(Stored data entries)
::::::::::

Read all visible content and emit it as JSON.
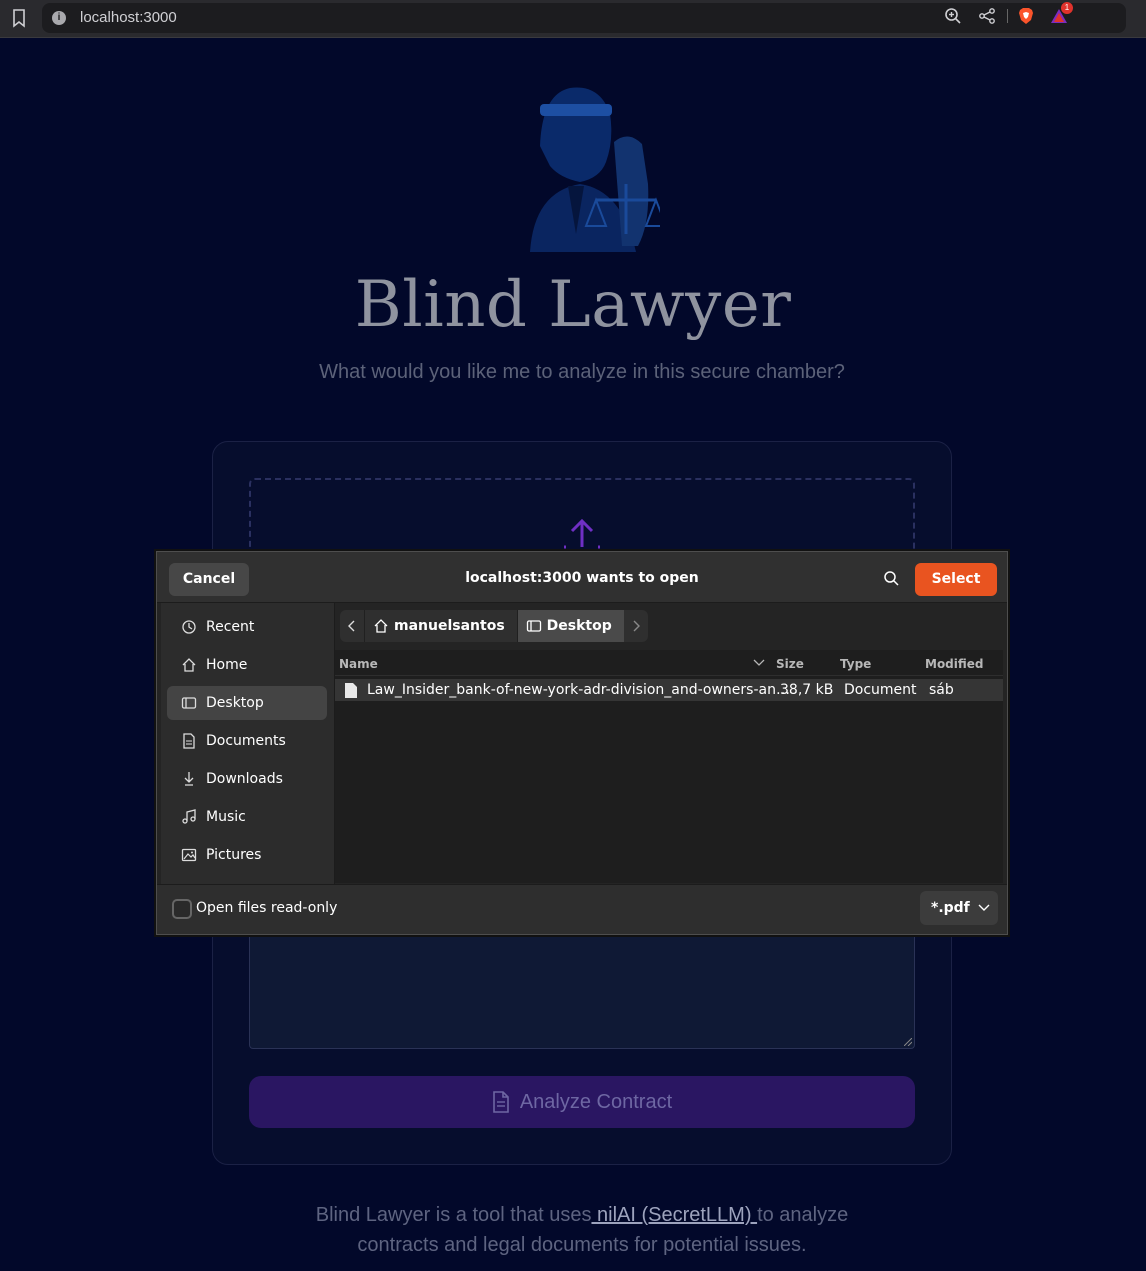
{
  "browser": {
    "url": "localhost:3000",
    "rewards_count": "1"
  },
  "page": {
    "title": "Blind Lawyer",
    "subtitle": "What would you like me to analyze in this secure chamber?",
    "analyze_label": "Analyze Contract",
    "footer_pre": "Blind Lawyer is a tool that uses",
    "footer_link": " nilAI (SecretLLM) ",
    "footer_post": "to analyze",
    "footer_line2": "contracts and legal documents for potential issues."
  },
  "dialog": {
    "cancel_label": "Cancel",
    "title": "localhost:3000 wants to open",
    "select_label": "Select",
    "sidebar": [
      {
        "label": "Recent",
        "icon": "clock-icon"
      },
      {
        "label": "Home",
        "icon": "home-icon"
      },
      {
        "label": "Desktop",
        "icon": "desktop-icon",
        "active": true
      },
      {
        "label": "Documents",
        "icon": "document-icon"
      },
      {
        "label": "Downloads",
        "icon": "download-icon"
      },
      {
        "label": "Music",
        "icon": "music-icon"
      },
      {
        "label": "Pictures",
        "icon": "picture-icon"
      }
    ],
    "path": [
      "manuelsantos",
      "Desktop"
    ],
    "columns": {
      "name": "Name",
      "size": "Size",
      "type": "Type",
      "modified": "Modified"
    },
    "files": [
      {
        "name": "Law_Insider_bank-of-new-york-adr-division_and-owners-an…",
        "size": "38,7 kB",
        "type": "Document",
        "modified": "sáb"
      }
    ],
    "readonly_label": "Open files read-only",
    "filter": "*.pdf"
  },
  "colors": {
    "accent": "#e95420",
    "page_bg": "#02082a",
    "analyze_bg": "#2a1662"
  }
}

::::::::::

◆ **GIVEN EXERCISE**
Omit the pictures. Output every record above word for word.

◆ **RESULT FOR THIS TASK**
Read all visible content and emit it as JSON.
{
  "browser": {
    "url": "localhost:3000",
    "rewards_count": "1"
  },
  "page": {
    "title": "Blind Lawyer",
    "subtitle": "What would you like me to analyze in this secure chamber?",
    "analyze_label": "Analyze Contract",
    "footer_pre": "Blind Lawyer is a tool that uses",
    "footer_link": " nilAI (SecretLLM) ",
    "footer_post": "to analyze",
    "footer_line2": "contracts and legal documents for potential issues."
  },
  "dialog": {
    "cancel_label": "Cancel",
    "title": "localhost:3000 wants to open",
    "select_label": "Select",
    "sidebar": [
      {
        "label": "Recent",
        "icon": "clock-icon"
      },
      {
        "label": "Home",
        "icon": "home-icon"
      },
      {
        "label": "Desktop",
        "icon": "desktop-icon",
        "active": true
      },
      {
        "label": "Documents",
        "icon": "document-icon"
      },
      {
        "label": "Downloads",
        "icon": "download-icon"
      },
      {
        "label": "Music",
        "icon": "music-icon"
      },
      {
        "label": "Pictures",
        "icon": "picture-icon"
      }
    ],
    "path": [
      "manuelsantos",
      "Desktop"
    ],
    "columns": {
      "name": "Name",
      "size": "Size",
      "type": "Type",
      "modified": "Modified"
    },
    "files": [
      {
        "name": "Law_Insider_bank-of-new-york-adr-division_and-owners-an…",
        "size": "38,7 kB",
        "type": "Document",
        "modified": "sáb"
      }
    ],
    "readonly_label": "Open files read-only",
    "filter": "*.pdf"
  },
  "colors": {
    "accent": "#e95420",
    "page_bg": "#02082a",
    "analyze_bg": "#2a1662"
  }
}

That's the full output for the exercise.